## GOAL OF THE EXERCISE:
Would you write out the listing verbatim and skip every picture in it?

## EXERCISE DATA:

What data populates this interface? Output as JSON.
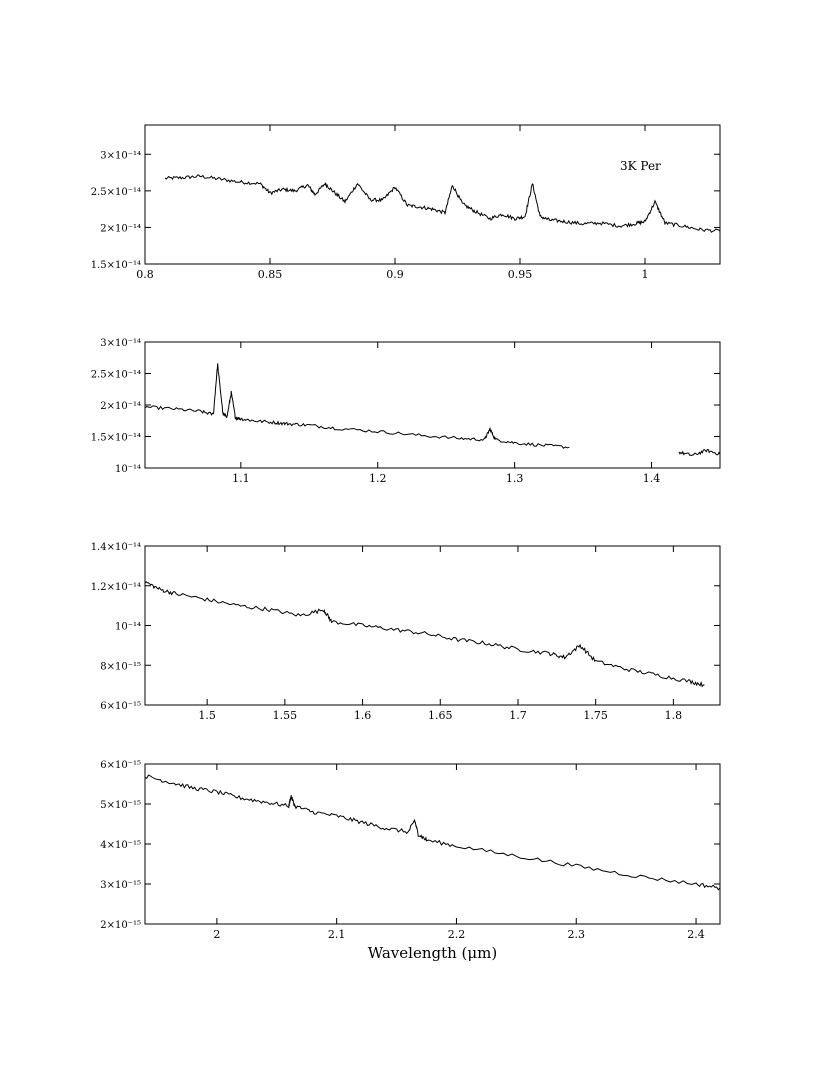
{
  "chart_data": [
    {
      "type": "line",
      "annotation": "3K Per",
      "xlim": [
        0.8,
        1.03
      ],
      "ylim": [
        1.5e-14,
        3.4e-14
      ],
      "x_ticks": [
        0.8,
        0.85,
        0.9,
        0.95,
        1
      ],
      "x_tick_labels": [
        "0.8",
        "0.85",
        "0.9",
        "0.95",
        "1"
      ],
      "y_ticks": [
        1.5e-14,
        2e-14,
        2.5e-14,
        3e-14
      ],
      "y_tick_labels": [
        "1.5×10⁻¹⁴",
        "2×10⁻¹⁴",
        "2.5×10⁻¹⁴",
        "3×10⁻¹⁴"
      ],
      "series": [
        {
          "x": [
            0.808,
            0.815,
            0.822,
            0.83,
            0.838,
            0.846,
            0.85,
            0.855,
            0.86,
            0.865,
            0.868,
            0.872,
            0.875,
            0.88,
            0.885,
            0.89,
            0.895,
            0.9,
            0.905,
            0.91,
            0.915,
            0.92,
            0.923,
            0.927,
            0.932,
            0.938,
            0.943,
            0.948,
            0.952,
            0.955,
            0.958,
            0.962,
            0.968,
            0.975,
            0.982,
            0.99,
            0.996,
            1.0,
            1.004,
            1.008,
            1.015,
            1.022,
            1.03
          ],
          "y": [
            2.67e-14,
            2.68e-14,
            2.7e-14,
            2.66e-14,
            2.62e-14,
            2.6e-14,
            2.47e-14,
            2.52e-14,
            2.5e-14,
            2.58e-14,
            2.45e-14,
            2.6e-14,
            2.5e-14,
            2.35e-14,
            2.6e-14,
            2.38e-14,
            2.37e-14,
            2.55e-14,
            2.3e-14,
            2.28e-14,
            2.25e-14,
            2.2e-14,
            2.58e-14,
            2.32e-14,
            2.22e-14,
            2.12e-14,
            2.18e-14,
            2.12e-14,
            2.15e-14,
            2.6e-14,
            2.15e-14,
            2.1e-14,
            2.08e-14,
            2.05e-14,
            2.06e-14,
            2.02e-14,
            2.05e-14,
            2.08e-14,
            2.35e-14,
            2.06e-14,
            2.02e-14,
            1.97e-14,
            1.95e-14
          ]
        }
      ]
    },
    {
      "type": "line",
      "xlim": [
        1.03,
        1.45
      ],
      "ylim": [
        1e-14,
        3e-14
      ],
      "x_ticks": [
        1.1,
        1.2,
        1.3,
        1.4
      ],
      "x_tick_labels": [
        "1.1",
        "1.2",
        "1.3",
        "1.4"
      ],
      "y_ticks": [
        1e-14,
        1.5e-14,
        2e-14,
        2.5e-14,
        3e-14
      ],
      "y_tick_labels": [
        "10⁻¹⁴",
        "1.5×10⁻¹⁴",
        "2×10⁻¹⁴",
        "2.5×10⁻¹⁴",
        "3×10⁻¹⁴"
      ],
      "series": [
        {
          "x": [
            1.03,
            1.05,
            1.07,
            1.08,
            1.083,
            1.087,
            1.09,
            1.093,
            1.096,
            1.1,
            1.11,
            1.125,
            1.135,
            1.15,
            1.17,
            1.2,
            1.23,
            1.26,
            1.278,
            1.282,
            1.286,
            1.3,
            1.32,
            1.34
          ],
          "y": [
            1.97e-14,
            1.94e-14,
            1.9e-14,
            1.85e-14,
            2.65e-14,
            1.85e-14,
            1.82e-14,
            2.2e-14,
            1.8e-14,
            1.78e-14,
            1.75e-14,
            1.72e-14,
            1.7e-14,
            1.68e-14,
            1.63e-14,
            1.58e-14,
            1.52e-14,
            1.47e-14,
            1.45e-14,
            1.62e-14,
            1.45e-14,
            1.4e-14,
            1.36e-14,
            1.33e-14
          ]
        },
        {
          "x": [
            1.42,
            1.43,
            1.44,
            1.45
          ],
          "y": [
            1.25e-14,
            1.2e-14,
            1.28e-14,
            1.22e-14
          ]
        }
      ]
    },
    {
      "type": "line",
      "xlim": [
        1.46,
        1.83
      ],
      "ylim": [
        6e-15,
        1.4e-14
      ],
      "x_ticks": [
        1.5,
        1.55,
        1.6,
        1.65,
        1.7,
        1.75,
        1.8
      ],
      "x_tick_labels": [
        "1.5",
        "1.55",
        "1.6",
        "1.65",
        "1.7",
        "1.75",
        "1.8"
      ],
      "y_ticks": [
        6e-15,
        8e-15,
        1e-14,
        1.2e-14,
        1.4e-14
      ],
      "y_tick_labels": [
        "6×10⁻¹⁵",
        "8×10⁻¹⁵",
        "10⁻¹⁴",
        "1.2×10⁻¹⁴",
        "1.4×10⁻¹⁴"
      ],
      "series": [
        {
          "x": [
            1.46,
            1.47,
            1.48,
            1.5,
            1.52,
            1.54,
            1.56,
            1.575,
            1.58,
            1.6,
            1.62,
            1.64,
            1.66,
            1.68,
            1.7,
            1.72,
            1.73,
            1.74,
            1.75,
            1.77,
            1.79,
            1.81,
            1.82
          ],
          "y": [
            1.22e-14,
            1.18e-14,
            1.16e-14,
            1.13e-14,
            1.1e-14,
            1.08e-14,
            1.05e-14,
            1.08e-14,
            1.02e-14,
            1e-14,
            9.8e-15,
            9.6e-15,
            9.3e-15,
            9.1e-15,
            8.8e-15,
            8.6e-15,
            8.4e-15,
            9e-15,
            8.2e-15,
            7.8e-15,
            7.5e-15,
            7.2e-15,
            7e-15
          ]
        }
      ]
    },
    {
      "type": "line",
      "xlim": [
        1.94,
        2.42
      ],
      "ylim": [
        2e-15,
        6e-15
      ],
      "x_ticks": [
        2,
        2.1,
        2.2,
        2.3,
        2.4
      ],
      "x_tick_labels": [
        "2",
        "2.1",
        "2.2",
        "2.3",
        "2.4"
      ],
      "y_ticks": [
        2e-15,
        3e-15,
        4e-15,
        5e-15,
        6e-15
      ],
      "y_tick_labels": [
        "2×10⁻¹⁵",
        "3×10⁻¹⁵",
        "4×10⁻¹⁵",
        "5×10⁻¹⁵",
        "6×10⁻¹⁵"
      ],
      "xlabel": "Wavelength (μm)",
      "series": [
        {
          "x": [
            1.94,
            1.96,
            1.98,
            2.0,
            2.02,
            2.04,
            2.06,
            2.062,
            2.065,
            2.08,
            2.1,
            2.12,
            2.14,
            2.16,
            2.165,
            2.168,
            2.175,
            2.2,
            2.25,
            2.3,
            2.35,
            2.4,
            2.42
          ],
          "y": [
            5.7e-15,
            5.55e-15,
            5.4e-15,
            5.3e-15,
            5.15e-15,
            5.05e-15,
            4.95e-15,
            5.2e-15,
            4.95e-15,
            4.8e-15,
            4.7e-15,
            4.55e-15,
            4.4e-15,
            4.3e-15,
            4.6e-15,
            4.25e-15,
            4.1e-15,
            3.95e-15,
            3.7e-15,
            3.45e-15,
            3.2e-15,
            3e-15,
            2.9e-15
          ]
        }
      ]
    }
  ]
}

## RESULT OF THIS TASK:
What data populates this interface? Output as JSON.
{
  "chart_data": [
    {
      "type": "line",
      "annotation": "3K Per",
      "xlim": [
        0.8,
        1.03
      ],
      "ylim": [
        1.5e-14,
        3.4e-14
      ],
      "x_ticks": [
        0.8,
        0.85,
        0.9,
        0.95,
        1
      ],
      "x_tick_labels": [
        "0.8",
        "0.85",
        "0.9",
        "0.95",
        "1"
      ],
      "y_ticks": [
        1.5e-14,
        2e-14,
        2.5e-14,
        3e-14
      ],
      "y_tick_labels": [
        "1.5×10⁻¹⁴",
        "2×10⁻¹⁴",
        "2.5×10⁻¹⁴",
        "3×10⁻¹⁴"
      ],
      "series": [
        {
          "x": [
            0.808,
            0.815,
            0.822,
            0.83,
            0.838,
            0.846,
            0.85,
            0.855,
            0.86,
            0.865,
            0.868,
            0.872,
            0.875,
            0.88,
            0.885,
            0.89,
            0.895,
            0.9,
            0.905,
            0.91,
            0.915,
            0.92,
            0.923,
            0.927,
            0.932,
            0.938,
            0.943,
            0.948,
            0.952,
            0.955,
            0.958,
            0.962,
            0.968,
            0.975,
            0.982,
            0.99,
            0.996,
            1.0,
            1.004,
            1.008,
            1.015,
            1.022,
            1.03
          ],
          "y": [
            2.67e-14,
            2.68e-14,
            2.7e-14,
            2.66e-14,
            2.62e-14,
            2.6e-14,
            2.47e-14,
            2.52e-14,
            2.5e-14,
            2.58e-14,
            2.45e-14,
            2.6e-14,
            2.5e-14,
            2.35e-14,
            2.6e-14,
            2.38e-14,
            2.37e-14,
            2.55e-14,
            2.3e-14,
            2.28e-14,
            2.25e-14,
            2.2e-14,
            2.58e-14,
            2.32e-14,
            2.22e-14,
            2.12e-14,
            2.18e-14,
            2.12e-14,
            2.15e-14,
            2.6e-14,
            2.15e-14,
            2.1e-14,
            2.08e-14,
            2.05e-14,
            2.06e-14,
            2.02e-14,
            2.05e-14,
            2.08e-14,
            2.35e-14,
            2.06e-14,
            2.02e-14,
            1.97e-14,
            1.95e-14
          ]
        }
      ]
    },
    {
      "type": "line",
      "xlim": [
        1.03,
        1.45
      ],
      "ylim": [
        1e-14,
        3e-14
      ],
      "x_ticks": [
        1.1,
        1.2,
        1.3,
        1.4
      ],
      "x_tick_labels": [
        "1.1",
        "1.2",
        "1.3",
        "1.4"
      ],
      "y_ticks": [
        1e-14,
        1.5e-14,
        2e-14,
        2.5e-14,
        3e-14
      ],
      "y_tick_labels": [
        "10⁻¹⁴",
        "1.5×10⁻¹⁴",
        "2×10⁻¹⁴",
        "2.5×10⁻¹⁴",
        "3×10⁻¹⁴"
      ],
      "series": [
        {
          "x": [
            1.03,
            1.05,
            1.07,
            1.08,
            1.083,
            1.087,
            1.09,
            1.093,
            1.096,
            1.1,
            1.11,
            1.125,
            1.135,
            1.15,
            1.17,
            1.2,
            1.23,
            1.26,
            1.278,
            1.282,
            1.286,
            1.3,
            1.32,
            1.34
          ],
          "y": [
            1.97e-14,
            1.94e-14,
            1.9e-14,
            1.85e-14,
            2.65e-14,
            1.85e-14,
            1.82e-14,
            2.2e-14,
            1.8e-14,
            1.78e-14,
            1.75e-14,
            1.72e-14,
            1.7e-14,
            1.68e-14,
            1.63e-14,
            1.58e-14,
            1.52e-14,
            1.47e-14,
            1.45e-14,
            1.62e-14,
            1.45e-14,
            1.4e-14,
            1.36e-14,
            1.33e-14
          ]
        },
        {
          "x": [
            1.42,
            1.43,
            1.44,
            1.45
          ],
          "y": [
            1.25e-14,
            1.2e-14,
            1.28e-14,
            1.22e-14
          ]
        }
      ]
    },
    {
      "type": "line",
      "xlim": [
        1.46,
        1.83
      ],
      "ylim": [
        6e-15,
        1.4e-14
      ],
      "x_ticks": [
        1.5,
        1.55,
        1.6,
        1.65,
        1.7,
        1.75,
        1.8
      ],
      "x_tick_labels": [
        "1.5",
        "1.55",
        "1.6",
        "1.65",
        "1.7",
        "1.75",
        "1.8"
      ],
      "y_ticks": [
        6e-15,
        8e-15,
        1e-14,
        1.2e-14,
        1.4e-14
      ],
      "y_tick_labels": [
        "6×10⁻¹⁵",
        "8×10⁻¹⁵",
        "10⁻¹⁴",
        "1.2×10⁻¹⁴",
        "1.4×10⁻¹⁴"
      ],
      "series": [
        {
          "x": [
            1.46,
            1.47,
            1.48,
            1.5,
            1.52,
            1.54,
            1.56,
            1.575,
            1.58,
            1.6,
            1.62,
            1.64,
            1.66,
            1.68,
            1.7,
            1.72,
            1.73,
            1.74,
            1.75,
            1.77,
            1.79,
            1.81,
            1.82
          ],
          "y": [
            1.22e-14,
            1.18e-14,
            1.16e-14,
            1.13e-14,
            1.1e-14,
            1.08e-14,
            1.05e-14,
            1.08e-14,
            1.02e-14,
            1e-14,
            9.8e-15,
            9.6e-15,
            9.3e-15,
            9.1e-15,
            8.8e-15,
            8.6e-15,
            8.4e-15,
            9e-15,
            8.2e-15,
            7.8e-15,
            7.5e-15,
            7.2e-15,
            7e-15
          ]
        }
      ]
    },
    {
      "type": "line",
      "xlim": [
        1.94,
        2.42
      ],
      "ylim": [
        2e-15,
        6e-15
      ],
      "x_ticks": [
        2,
        2.1,
        2.2,
        2.3,
        2.4
      ],
      "x_tick_labels": [
        "2",
        "2.1",
        "2.2",
        "2.3",
        "2.4"
      ],
      "y_ticks": [
        2e-15,
        3e-15,
        4e-15,
        5e-15,
        6e-15
      ],
      "y_tick_labels": [
        "2×10⁻¹⁵",
        "3×10⁻¹⁵",
        "4×10⁻¹⁵",
        "5×10⁻¹⁵",
        "6×10⁻¹⁵"
      ],
      "xlabel": "Wavelength (μm)",
      "series": [
        {
          "x": [
            1.94,
            1.96,
            1.98,
            2.0,
            2.02,
            2.04,
            2.06,
            2.062,
            2.065,
            2.08,
            2.1,
            2.12,
            2.14,
            2.16,
            2.165,
            2.168,
            2.175,
            2.2,
            2.25,
            2.3,
            2.35,
            2.4,
            2.42
          ],
          "y": [
            5.7e-15,
            5.55e-15,
            5.4e-15,
            5.3e-15,
            5.15e-15,
            5.05e-15,
            4.95e-15,
            5.2e-15,
            4.95e-15,
            4.8e-15,
            4.7e-15,
            4.55e-15,
            4.4e-15,
            4.3e-15,
            4.6e-15,
            4.25e-15,
            4.1e-15,
            3.95e-15,
            3.7e-15,
            3.45e-15,
            3.2e-15,
            3e-15,
            2.9e-15
          ]
        }
      ]
    }
  ]
}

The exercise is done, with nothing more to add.